◆ **Questions**
A. Name every column that the ICU cohort text adds to the data frame.
B. Please state what a value of 0 in the ['outcome'] column indicates, according to the ICU cohort text.
C. Write the next part of the ICU cohort text, picking up after its final line.

The above abstraction is not fool-proof. For example:
* patients may die outside of hospital for related reasons
* readmission may be linked but occur on different stay
* in-hopistal death may be unrelated to ICU discharge
* etc

We add the following columns to the data frame: 

* ['cohort']: binary flag. 1 indicates that ICUSTAY is part of cohort (i.e. first or only stay of a hospital admission).
* ['outcome']: binary flag. 1 indicates good outcome (survival with no readmission). 0 indicates bad outcome (death or readmission).
* ['in_h_death']: binary flag. 1 for death. 0 for survival.
* ['in_icu_death']: binary flag. 1 for death. 0 for survival.
* ['readmit']: integer. Number of readmissions to icu during same hospital admission.

*Note: there are fewer HADMs than in cohort_selection_mimic.ipynb, since not all patients have chartevents data.*

In [182]:
f = open('first_stays.pkl', 'rb')

Saved data entries
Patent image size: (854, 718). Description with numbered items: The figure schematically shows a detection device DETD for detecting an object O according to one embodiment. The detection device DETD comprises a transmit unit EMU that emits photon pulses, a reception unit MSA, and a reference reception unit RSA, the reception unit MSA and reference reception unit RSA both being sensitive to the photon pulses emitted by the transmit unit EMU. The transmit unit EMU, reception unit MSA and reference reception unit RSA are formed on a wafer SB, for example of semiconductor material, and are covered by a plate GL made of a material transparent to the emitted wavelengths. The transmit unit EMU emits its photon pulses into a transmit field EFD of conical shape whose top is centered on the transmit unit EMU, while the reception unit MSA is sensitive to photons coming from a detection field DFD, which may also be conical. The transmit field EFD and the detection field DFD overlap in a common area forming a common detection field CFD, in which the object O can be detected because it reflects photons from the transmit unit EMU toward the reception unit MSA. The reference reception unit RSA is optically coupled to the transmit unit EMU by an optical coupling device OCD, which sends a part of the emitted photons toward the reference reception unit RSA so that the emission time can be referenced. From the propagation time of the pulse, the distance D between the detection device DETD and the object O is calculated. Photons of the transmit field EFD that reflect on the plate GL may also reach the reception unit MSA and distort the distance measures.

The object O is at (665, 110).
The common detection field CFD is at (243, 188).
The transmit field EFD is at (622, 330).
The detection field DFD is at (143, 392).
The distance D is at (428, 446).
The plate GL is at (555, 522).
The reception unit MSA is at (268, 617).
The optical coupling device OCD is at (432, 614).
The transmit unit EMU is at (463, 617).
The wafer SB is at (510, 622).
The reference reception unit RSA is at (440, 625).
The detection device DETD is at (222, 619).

◆ **Numbered responses**
A. cohort, outcome, in_h_death, in_icu_death, readmit

B. A bad outcome, meaning death or readmission.

C.
first_stays = pickle.load(f)
f.close()

f = open('moratlities.pkl', 'rb')
mortalities = pickle.load(f)
f.close()

f = open('stay_counts.pkl', 'rb')
stay_counts = pickle.load(f)
f.close()

f = open('icu_deaths.pkl', 'rb')
ic_deaths = pickle.load(f)
f.close()

In [183]:
print "Adding cohort column..."
all_data['cohort'] = all_data.apply(lambda row: 1 if first_stays[row['C.HADM_ID']]==row['C.ICUSTAY_ID'] else 0)

print "Adding in hospital column..."
all_data['in_h_death'] = all_data['C.HADM_ID'].apply(lambda hadmid: 1 if hadmid in mortalities else 0 )

print "Adding in icu death column..."
all_data['in_icu_death'] = all_data['C.ICUSTAY_ID'].apply(lambda icustay: 1 if icustay in ic_deaths else 0 )

print "Adding readmission column..."
all_data['readmit'] = all_data['C.HADM_ID'].apply(lambda hadmid: stay_counts[hadmid] - 1)

print "Adding outcome column..."
all_data['outcome'] = all_data['C.HADM_ID'].apply(lambda hadmid: 1 if (hadmid not in mortalities and stays_counts[hadmid]==1) else 0)

print 'finish adding new columns, saving data frame..'
all_data.save('mimic_all_data')

Adding cohort column...
Adding in hospital column...
Adding in icu death column...
Adding readmission column...
Adding outcome column...
finish adding new columns, saving data frame..


In [184]:
print "There are %d unique ICU stays, of which" %len(all_data['C.ICUSTAY_ID'].unique())
print "%d are in the cohort." %(sum(all_data['cohort']==1))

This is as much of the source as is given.